WHAT THE TASK ASKS: Copy each line that contains the string "élémens".

DATA FOR THIS TASK:
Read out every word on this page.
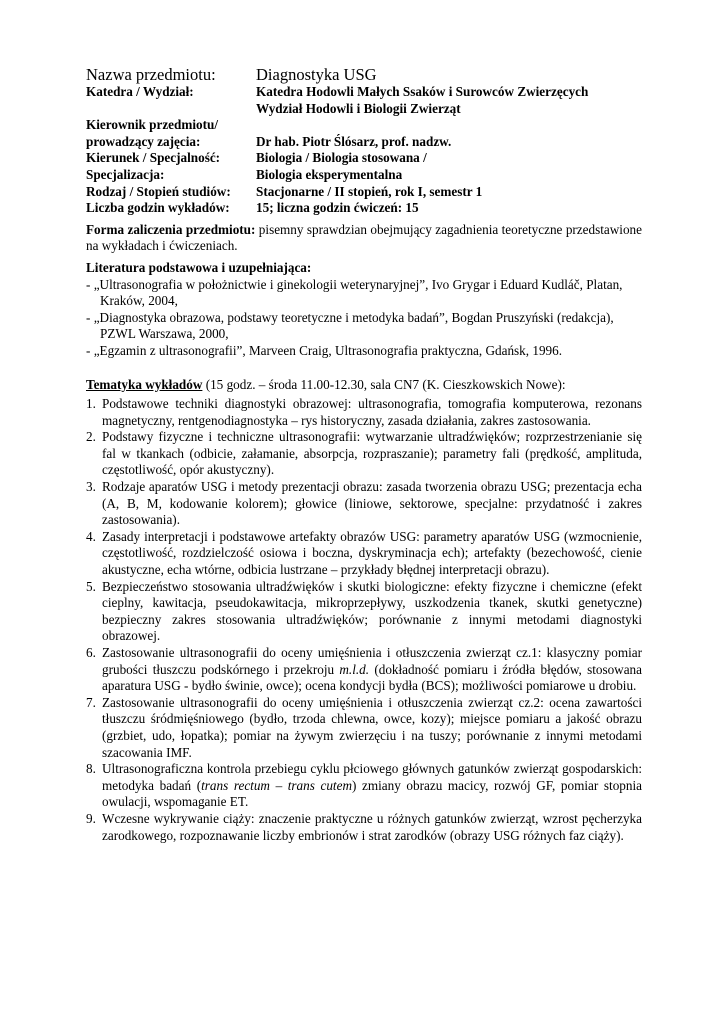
Nazwa przedmiotu:	Diagnostyka USG
Katedra / Wydział:	Katedra Hodowli Małych Ssaków i Surowców Zwierzęcych

Wydział Hodowli i Biologii Zwierząt
Kierownik przedmiotu/

prowadzący zajęcia:	Dr hab. Piotr Ślósarz, prof. nadzw.
Kierunek / Specjalność:	Biologia / Biologia stosowana /
Specjalizacja:	Biologia eksperymentalna
Rodzaj / Stopień studiów:	Stacjonarne / II stopień, rok I, semestr 1
Liczba godzin wykładów:	15; liczna godzin ćwiczeń: 15
Forma zaliczenia przedmiotu: pisemny sprawdzian obejmujący zagadnienia teoretyczne przedstawione na wykładach i ćwiczeniach.
Literatura podstawowa i uzupełniająca:
- „Ultrasonografia w położnictwie i ginekologii weterynaryjnej”, Ivo Grygar i Eduard Kudláč, Platan, Kraków, 2004,
- „Diagnostyka obrazowa, podstawy teoretyczne i metodyka badań”, Bogdan Pruszyński (redakcja), PZWL Warszawa, 2000,
- „Egzamin z ultrasonografii”, Marveen Craig, Ultrasonografia praktyczna, Gdańsk, 1996.
Tematyka wykładów (15 godz. – środa 11.00-12.30, sala CN7 (K. Cieszkowskich Nowe):
1. Podstawowe techniki diagnostyki obrazowej: ultrasonografia, tomografia komputerowa, rezonans magnetyczny, rentgenodiagnostyka – rys historyczny, zasada działania, zakres zastosowania.
2. Podstawy fizyczne i techniczne ultrasonografii: wytwarzanie ultradźwięków; rozprzestrzenianie się fal w tkankach (odbicie, załamanie, absorpcja, rozpraszanie); parametry fali (prędkość, amplituda, częstotliwość, opór akustyczny).
3. Rodzaje aparatów USG i metody prezentacji obrazu: zasada tworzenia obrazu USG; prezentacja echa (A, B, M, kodowanie kolorem); głowice (liniowe, sektorowe, specjalne: przydatność i zakres zastosowania).
4. Zasady interpretacji i podstawowe artefakty obrazów USG: parametry aparatów USG (wzmocnienie, częstotliwość, rozdzielczość osiowa i boczna, dyskryminacja ech); artefakty (bezechowość, cienie akustyczne, echa wtórne, odbicia lustrzane – przykłady błędnej interpretacji obrazu).
5. Bezpieczeństwo stosowania ultradźwięków i skutki biologiczne: efekty fizyczne i chemiczne (efekt cieplny, kawitacja, pseudokawitacja, mikroprzepływy, uszkodzenia tkanek, skutki genetyczne) bezpieczny zakres stosowania ultradźwięków; porównanie z innymi metodami diagnostyki obrazowej.
6. Zastosowanie ultrasonografii do oceny umięśnienia i otłuszczenia zwierząt cz.1: klasyczny pomiar grubości tłuszczu podskórnego i przekroju m.l.d. (dokładność pomiaru i źródła błędów, stosowana aparatura USG - bydło świnie, owce); ocena kondycji bydła (BCS); możliwości pomiarowe u drobiu.
7. Zastosowanie ultrasonografii do oceny umięśnienia i otłuszczenia zwierząt cz.2: ocena zawartości tłuszczu śródmięśniowego (bydło, trzoda chlewna, owce, kozy); miejsce pomiaru a jakość obrazu (grzbiet, udo, łopatka); pomiar na żywym zwierzęciu i na tuszy; porównanie z innymi metodami szacowania IMF.
8. Ultrasonograficzna kontrola przebiegu cyklu płciowego głównych gatunków zwierząt gospodarskich: metodyka badań (trans rectum – trans cutem) zmiany obrazu macicy, rozwój GF, pomiar stopnia owulacji, wspomaganie ET.
9. Wczesne wykrywanie ciąży: znaczenie praktyczne u różnych gatunków zwierząt, wzrost pęcherzyka zarodkowego, rozpoznawanie liczby embrionów i strat zarodków (obrazy USG różnych faz ciąży).
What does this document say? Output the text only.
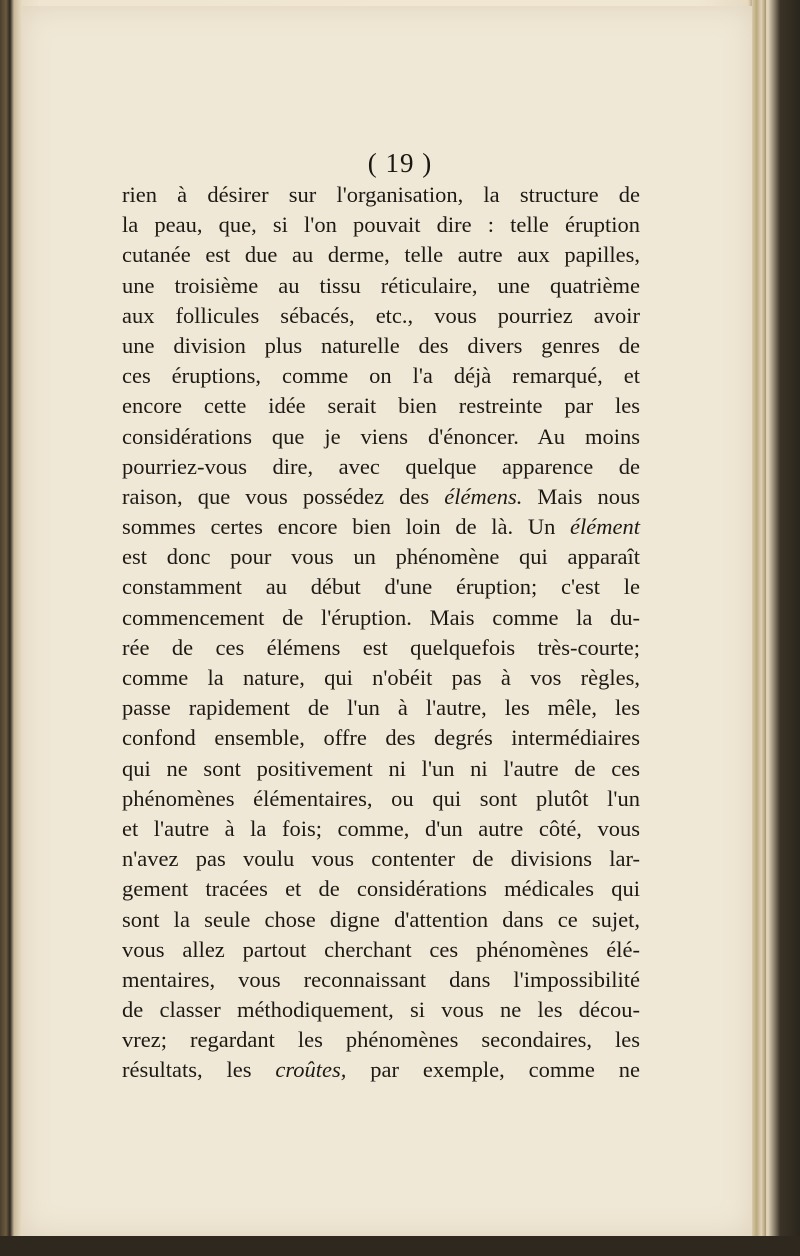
( 19 )
rien à désirer sur l'organisation, la structure de
la peau, que, si l'on pouvait dire : telle éruption
cutanée est due au derme, telle autre aux papilles,
une troisième au tissu réticulaire, une quatrième
aux follicules sébacés, etc., vous pourriez avoir
une division plus naturelle des divers genres de
ces éruptions, comme on l'a déjà remarqué, et
encore cette idée serait bien restreinte par les
considérations que je viens d'énoncer. Au moins
pourriez-vous dire, avec quelque apparence de
raison, que vous possédez des élémens. Mais nous
sommes certes encore bien loin de là. Un élément
est donc pour vous un phénomène qui apparaît
constamment au début d'une éruption; c'est le
commencement de l'éruption. Mais comme la du-
rée de ces élémens est quelquefois très-courte;
comme la nature, qui n'obéit pas à vos règles,
passe rapidement de l'un à l'autre, les mêle, les
confond ensemble, offre des degrés intermédiaires
qui ne sont positivement ni l'un ni l'autre de ces
phénomènes élémentaires, ou qui sont plutôt l'un
et l'autre à la fois; comme, d'un autre côté, vous
n'avez pas voulu vous contenter de divisions lar-
gement tracées et de considérations médicales qui
sont la seule chose digne d'attention dans ce sujet,
vous allez partout cherchant ces phénomènes élé-
mentaires, vous reconnaissant dans l'impossibilité
de classer méthodiquement, si vous ne les décou-
vrez; regardant les phénomènes secondaires, les
résultats, les croûtes, par exemple, comme ne
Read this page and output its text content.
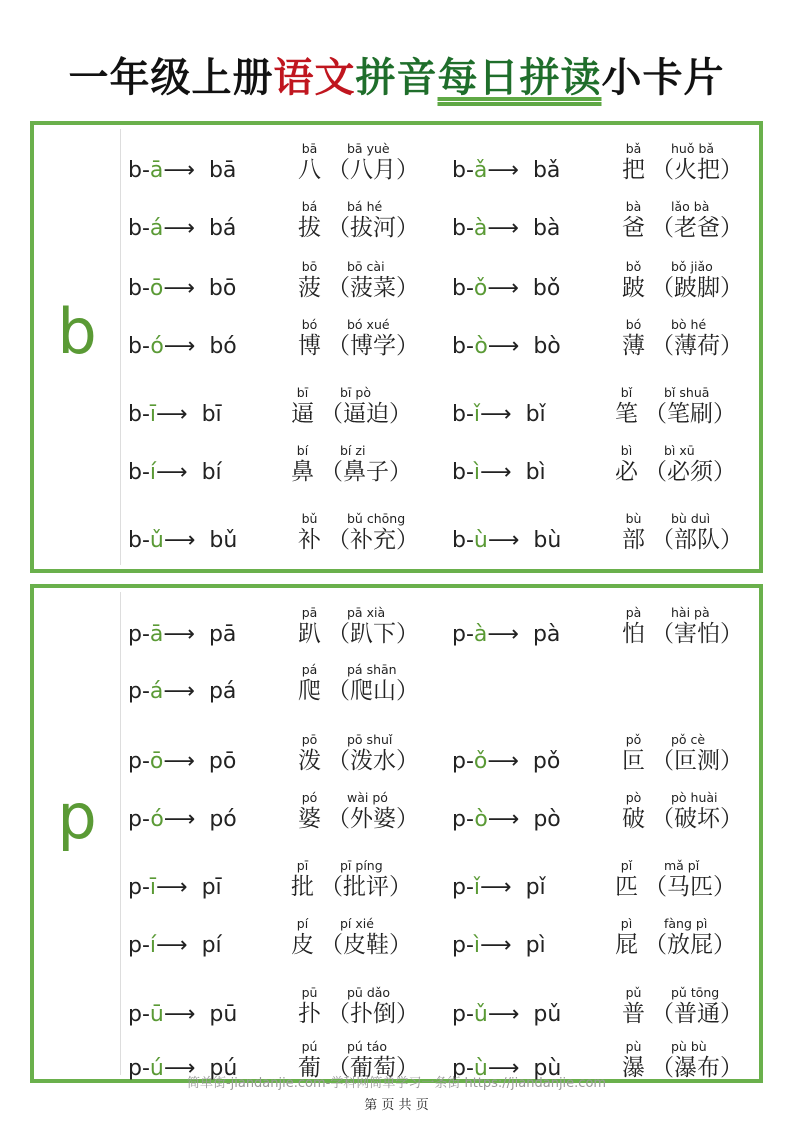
一年级上册语文拼音每日拼读小卡片
b
b-ā⟶ bā
bā
八
bā yuè
（八月） b-ǎ⟶ bǎ
bǎ
把
huǒ bǎ
（火把）
b-á⟶ bá
bá
拔
bá hé
（拔河） b-à⟶ bà
bà
爸
lǎo bà
（老爸）
b-ō⟶ bō
bō
菠
bō cài
（菠菜） b-ǒ⟶ bǒ
bǒ
跛
bǒ jiǎo
（跛脚）
b-ó⟶ bó
bó
博
bó xué
（博学） b-ò⟶ bò
bó
薄
bò hé
（薄荷）
b-ī⟶ bī
bī
逼
bī pò
（逼迫） b-ǐ⟶ bǐ
bǐ
笔
bǐ shuā
（笔刷）
b-í⟶ bí
bí
鼻
bí zi
（鼻子） b-ì⟶ bì
bì
必
bì xū
（必须）
b-ǔ⟶ bǔ
bǔ
补
bǔ chōng
（补充） b-ù⟶ bù
bù
部
bù duì
（部队）
p
p-ā⟶ pā
pā
趴
pā xià
（趴下） p-à⟶ pà
pà
怕
hài pà
（害怕）
p-á⟶ pá
pá
爬
pá shān
（爬山）
p-ō⟶ pō
pō
泼
pō shuǐ
（泼水） p-ǒ⟶ pǒ
pǒ
叵
pǒ cè
（叵测）
p-ó⟶ pó
pó
婆
wài pó
（外婆） p-ò⟶ pò
pò
破
pò huài
（破坏）
p-ī⟶ pī
pī
批
pī píng
（批评） p-ǐ⟶ pǐ
pǐ
匹
mǎ pǐ
（马匹）
p-í⟶ pí
pí
皮
pí xié
（皮鞋） p-ì⟶ pì
pì
屁
fàng pì
（放屁）
p-ū⟶ pū
pū
扑
pū dǎo
（扑倒） p-ǔ⟶ pǔ
pǔ
普
pǔ tōng
（普通）
p-ú⟶ pú
pú
葡
pú táo
（葡萄） p-ù⟶ pù
pù
瀑
pù bù
（瀑布）
简单街-jiandanjie.com-学科网简单学习一条街 https://jiandanjie.com
第 页 共 页
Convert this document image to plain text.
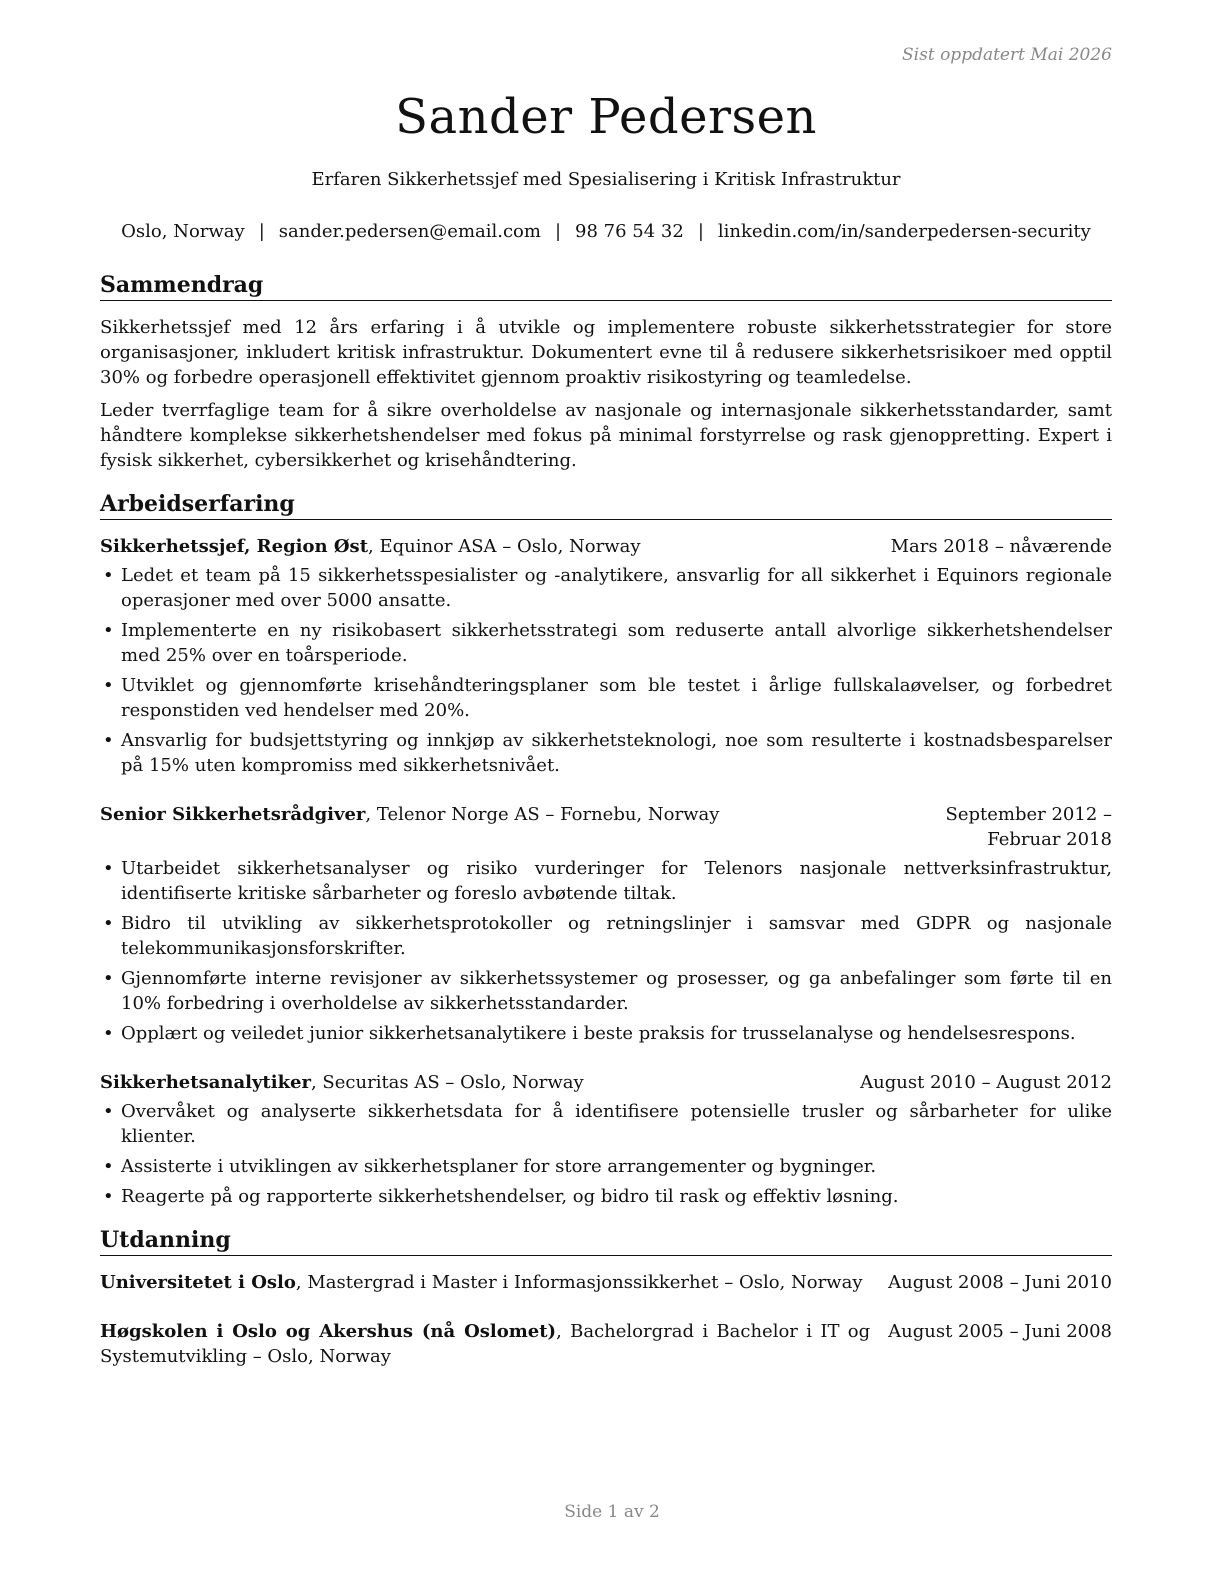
Sist oppdatert Mai 2026
Sander Pedersen
Erfaren Sikkerhetssjef med Spesialisering i Kritisk Infrastruktur
Oslo, Norway | sander.pedersen@email.com | 98 76 54 32 | linkedin.com/in/sanderpedersen-security
Sammendrag

Sikkerhetssjef med 12 års erfaring i å utvikle og implementere robuste sikkerhetsstrategier for store organisasjoner, inkludert kritisk infrastruktur. Dokumentert evne til å redusere sikkerhetsrisikoer med opptil 30% og forbedre operasjonell effektivitet gjennom proaktiv risikostyring og teamledelse.

Leder tverrfaglige team for å sikre overholdelse av nasjonale og internasjonale sikkerhetsstandarder, samt håndtere komplekse sikkerhetshendelser med fokus på minimal forstyrrelse og rask gjenoppretting. Expert i fysisk sikkerhet, cybersikkerhet og krisehåndtering.

Arbeidserfaring
Sikkerhetssjef, Region Øst, Equinor ASA – Oslo, Norway	Mars 2018 – nåværende
• Ledet et team på 15 sikkerhetsspesialister og -analytikere, ansvarlig for all sikkerhet i Equinors regionale operasjoner med over 5000 ansatte.
• Implementerte en ny risikobasert sikkerhetsstrategi som reduserte antall alvorlige sikkerhetshendelser med 25% over en toårsperiode.
• Utviklet og gjennomførte krisehåndteringsplaner som ble testet i årlige fullskalaøvelser, og forbedret responstiden ved hendelser med 20%.
• Ansvarlig for budsjettstyring og innkjøp av sikkerhetsteknologi, noe som resulterte i kostnadsbesparelser på 15% uten kompromiss med sikkerhetsnivået.
Senior Sikkerhetsrådgiver, Telenor Norge AS – Fornebu, Norway	September 2012 – Februar 2018
• Utarbeidet sikkerhetsanalyser og risiko vurderinger for Telenors nasjonale nettverksinfrastruktur, identifiserte kritiske sårbarheter og foreslo avbøtende tiltak.
• Bidro til utvikling av sikkerhetsprotokoller og retningslinjer i samsvar med GDPR og nasjonale telekommunikasjonsforskrifter.
• Gjennomførte interne revisjoner av sikkerhetssystemer og prosesser, og ga anbefalinger som førte til en 10% forbedring i overholdelse av sikkerhetsstandarder.
• Opplært og veiledet junior sikkerhetsanalytikere i beste praksis for trusselanalyse og hendelsesrespons.
Sikkerhetsanalytiker, Securitas AS – Oslo, Norway	August 2010 – August 2012
• Overvåket og analyserte sikkerhetsdata for å identifisere potensielle trusler og sårbarheter for ulike klienter.
• Assisterte i utviklingen av sikkerhetsplaner for store arrangementer og bygninger.
• Reagerte på og rapporterte sikkerhetshendelser, og bidro til rask og effektiv løsning.
Utdanning
Universitetet i Oslo, Mastergrad i Master i Informasjonssikkerhet – Oslo, Norway	August 2008 – Juni 2010
Høgskolen i Oslo og Akershus (nå Oslomet), Bachelorgrad i Bachelor i IT og Systemutvikling – Oslo, Norway
August 2005 – Juni 2008
Side 1 av 2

COMPLETE ANSWER:
raison, que vous possédez des élémens. Mais nous
rée de ces élémens est quelquefois très-courte;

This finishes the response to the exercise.